* Problem set
1) Reproduce the passage of the hourly humidity post between "Recently, I embarked" and "and Surface Pressure.", inclusive.
2) Pick up the hourly humidity post and its Earth Engine script from the point where it stops.

* Document excerpt
Start of Block

Hourly Humidity Data

Recently, I embarked on a journey to calculate humidity data from a myriad of sources. Throughout this process, I experimented with various methods, ranging from the saturation water vapour pressure using Teten's formula (with parameters according to Buck) to saturation over ice from Alduchov and Eskridge, and finally to Clausius-Clapeyron.

For those in need of hourly humidity data spanning from 1 Jan 1950 to the present, there's good news! You can seamlessly extract this information from ERA5-Land Hourly data via Google Earth Engine (GEE). The Specific and Relative Humidity is meticulously calculated based on three core parameters: T2m (Temperature at 2 meters), Dew Point, and Surface Pressure.

Interested in exploring further? Check out my GEE script: https://code.earthengine.google.com/9b23f929939122fb1fdc8418d17c43f5

By the way, for those diving deep into the technicalities, the GEE script I've shared leans on a simpler approach, kinda like a nod to the good ol' Magnus formula. So, it's pretty straightforward and user-friendly

I hope this proves beneficial to researchers, data scientists, and enthusiasts in the realm of climatology. If you have any suggestions, feedback, or improvements, please don't hesitate to reach out.

Reference

Alduchov, O. A., & Eskridge, R. E. (1996). Improved Magnus form approximation of saturation vapor pressure. Journal of Applied Meteorology, 35(4), 601-609.


/*
 * Humidity Explorer
 *
 * Set of script to:
 * - Calculate Specific and Relative Humidity based on Air Temperature, 
 *   Dew Point Temperaure and Surface Pressure
 * - Visualise it based on selected date and hour (UTC)
 * 
 * Contact: Benny Istanto. Climate Geographer - GOST/DECAT/DECDG, The World Bank
 * If you found a mistake, send me an email to bistanto@worldbank.org
 * 
 * Changelog:
 * 2023-10-15 first draft
 *
 * ------------------------------------------------------------------------------
 */


/* 
 * VISUALIZATION AND STYLING
 */
 
// Center of the map
Map.setCenter(118, -2, 3); // Indonesia

// Create the application title bar.

End of Block

* Dataset
Start of Block

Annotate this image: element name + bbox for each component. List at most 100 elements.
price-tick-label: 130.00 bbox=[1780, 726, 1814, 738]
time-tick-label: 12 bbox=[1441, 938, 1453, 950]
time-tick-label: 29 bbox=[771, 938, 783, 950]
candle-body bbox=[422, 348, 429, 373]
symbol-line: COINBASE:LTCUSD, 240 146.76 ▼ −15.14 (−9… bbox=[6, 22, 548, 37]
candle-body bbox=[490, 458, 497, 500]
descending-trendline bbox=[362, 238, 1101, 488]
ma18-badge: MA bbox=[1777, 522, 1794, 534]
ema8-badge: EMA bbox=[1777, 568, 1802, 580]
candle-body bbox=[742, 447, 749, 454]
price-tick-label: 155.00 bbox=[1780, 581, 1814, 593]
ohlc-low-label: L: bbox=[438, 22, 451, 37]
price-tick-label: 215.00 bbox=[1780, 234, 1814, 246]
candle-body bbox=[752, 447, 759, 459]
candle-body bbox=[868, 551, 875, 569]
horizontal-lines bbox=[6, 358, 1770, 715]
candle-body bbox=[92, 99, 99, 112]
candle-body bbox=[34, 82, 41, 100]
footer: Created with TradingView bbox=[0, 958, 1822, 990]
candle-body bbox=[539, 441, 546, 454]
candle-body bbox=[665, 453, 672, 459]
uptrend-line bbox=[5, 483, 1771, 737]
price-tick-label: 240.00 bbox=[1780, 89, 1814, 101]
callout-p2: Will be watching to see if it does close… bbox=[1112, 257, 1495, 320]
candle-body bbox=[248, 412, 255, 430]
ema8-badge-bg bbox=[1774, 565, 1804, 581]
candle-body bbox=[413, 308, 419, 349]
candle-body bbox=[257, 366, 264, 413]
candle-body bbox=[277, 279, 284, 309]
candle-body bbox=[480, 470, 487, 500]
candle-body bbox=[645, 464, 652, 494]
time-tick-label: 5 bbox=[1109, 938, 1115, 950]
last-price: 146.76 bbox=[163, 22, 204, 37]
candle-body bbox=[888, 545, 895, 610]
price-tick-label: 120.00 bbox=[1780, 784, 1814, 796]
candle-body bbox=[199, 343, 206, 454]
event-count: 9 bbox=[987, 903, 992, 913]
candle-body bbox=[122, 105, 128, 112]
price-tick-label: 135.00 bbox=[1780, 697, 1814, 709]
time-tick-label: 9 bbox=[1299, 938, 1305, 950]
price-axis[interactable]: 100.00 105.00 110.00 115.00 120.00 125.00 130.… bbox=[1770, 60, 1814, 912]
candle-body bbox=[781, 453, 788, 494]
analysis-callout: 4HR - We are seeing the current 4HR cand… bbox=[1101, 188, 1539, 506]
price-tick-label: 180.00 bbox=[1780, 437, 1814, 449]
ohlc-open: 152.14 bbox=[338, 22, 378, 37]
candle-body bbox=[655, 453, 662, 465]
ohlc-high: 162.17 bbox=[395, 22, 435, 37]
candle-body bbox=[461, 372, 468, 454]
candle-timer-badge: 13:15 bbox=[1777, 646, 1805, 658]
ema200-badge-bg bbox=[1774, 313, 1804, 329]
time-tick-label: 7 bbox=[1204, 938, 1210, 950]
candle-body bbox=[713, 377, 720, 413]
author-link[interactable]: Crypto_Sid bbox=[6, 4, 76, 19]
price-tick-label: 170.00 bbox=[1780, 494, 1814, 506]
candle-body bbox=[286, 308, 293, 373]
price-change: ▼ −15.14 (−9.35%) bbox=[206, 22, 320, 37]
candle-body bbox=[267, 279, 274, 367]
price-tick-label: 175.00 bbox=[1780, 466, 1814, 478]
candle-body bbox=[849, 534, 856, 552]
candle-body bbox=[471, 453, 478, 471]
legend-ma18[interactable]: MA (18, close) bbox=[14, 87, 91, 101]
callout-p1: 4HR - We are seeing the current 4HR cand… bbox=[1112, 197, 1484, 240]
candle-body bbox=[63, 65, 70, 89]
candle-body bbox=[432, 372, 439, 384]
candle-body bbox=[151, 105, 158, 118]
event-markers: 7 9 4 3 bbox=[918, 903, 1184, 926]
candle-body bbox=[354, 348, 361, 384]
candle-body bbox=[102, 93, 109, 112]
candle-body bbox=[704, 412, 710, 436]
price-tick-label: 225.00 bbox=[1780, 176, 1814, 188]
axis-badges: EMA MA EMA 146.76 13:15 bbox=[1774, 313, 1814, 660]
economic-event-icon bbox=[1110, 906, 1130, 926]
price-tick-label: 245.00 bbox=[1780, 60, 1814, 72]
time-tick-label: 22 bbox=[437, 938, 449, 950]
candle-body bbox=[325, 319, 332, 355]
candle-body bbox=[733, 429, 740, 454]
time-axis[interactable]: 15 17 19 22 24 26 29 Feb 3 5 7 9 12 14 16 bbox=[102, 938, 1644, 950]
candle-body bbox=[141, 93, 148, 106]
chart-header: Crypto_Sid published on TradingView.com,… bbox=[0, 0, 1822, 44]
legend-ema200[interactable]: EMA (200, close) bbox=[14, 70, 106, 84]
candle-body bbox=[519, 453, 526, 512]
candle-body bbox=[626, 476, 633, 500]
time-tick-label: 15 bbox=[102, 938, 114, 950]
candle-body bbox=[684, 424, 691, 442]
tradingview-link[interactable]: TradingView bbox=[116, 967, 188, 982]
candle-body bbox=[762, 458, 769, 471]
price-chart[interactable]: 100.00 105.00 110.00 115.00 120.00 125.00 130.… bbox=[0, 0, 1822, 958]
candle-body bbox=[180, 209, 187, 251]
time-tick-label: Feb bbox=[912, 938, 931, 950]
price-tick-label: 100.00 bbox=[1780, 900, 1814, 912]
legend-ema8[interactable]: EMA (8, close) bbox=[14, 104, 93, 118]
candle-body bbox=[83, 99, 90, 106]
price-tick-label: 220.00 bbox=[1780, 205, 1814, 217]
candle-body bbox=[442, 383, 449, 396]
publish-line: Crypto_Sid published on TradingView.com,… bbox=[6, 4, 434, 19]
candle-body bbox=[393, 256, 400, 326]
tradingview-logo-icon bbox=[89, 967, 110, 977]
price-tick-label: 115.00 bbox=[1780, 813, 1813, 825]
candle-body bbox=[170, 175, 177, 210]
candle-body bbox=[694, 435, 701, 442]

End of Block

* Task answers
1)
Recently, I embarked on a journey to calculate humidity data from a myriad of sources. Throughout this process, I experimented with various methods, ranging from the saturation water vapour pressure using Teten's formula (with parameters according to Buck) to saturation over ice from Alduchov and Eskridge, and finally to Clausius-Clapeyron.

For those in need of hourly humidity data spanning from 1 Jan 1950 to the present, there's good news! You can seamlessly extract this information from ERA5-Land Hourly data via Google Earth Engine (GEE). The Specific and Relative Humidity is meticulously calculated based on three core parameters: T2m (Temperature at 2 meters), Dew Point, and Surface Pressure.

2)
Map.add(ui.Label('Humidity Explorer', {fontWeight: 'bold', fontSize: '24px'}));
    
// SYMBOLOGY
// Visualization parameters
// Temperature
var tempVisC = {
  min: -30, 
  max: 40, 
  palette: [
    '000080', '0000d9', '4000ff', '8000ff', '0080ff', '00ffff',
    '00ff80', '80ff00', 'daff00', 'ffff00', 'fff500', 'ffda00',
    'ffb000', 'ffa400', 'ff4f00', 'ff2500', 'ff0a00', 'ff00ff',
  ]
};
// Pressure
var pressureVisHpa = {
  min: 500, 
  max: 1050, 
  palette: ['blue', 'lightblue', 'white', 'yellow', 'red']
};
// Specific Humidity
var qVis = {
  min: 0, 
  max: 0.04, 
  palette: [
    'a50026', 'd73027', 'f46d43', 'fdae61', 'fee090', 'e0f3f8', 
    'abd9e9', '74add1', '4575b4', '313695'
  ]
};
// Relative Humidity
var RHVis = {
  min: 0, 
  max: 100, 
  palette: [
    'a50026', 'd73027', 'f46d43', 'fdae61', 'fee090', 'e0f3f8', 
    'abd9e9', '74add1', '4575b4', '313695'
  ]
};
// Boundaries
var BNDvis = {fillColor: "#00000000", color: '646464', width: 0.5,};


// COLOR BAR
// Number of color bar
var nStepsR = 15;

// A color bar widget. Makes a horizontal color bar to display the given color palette.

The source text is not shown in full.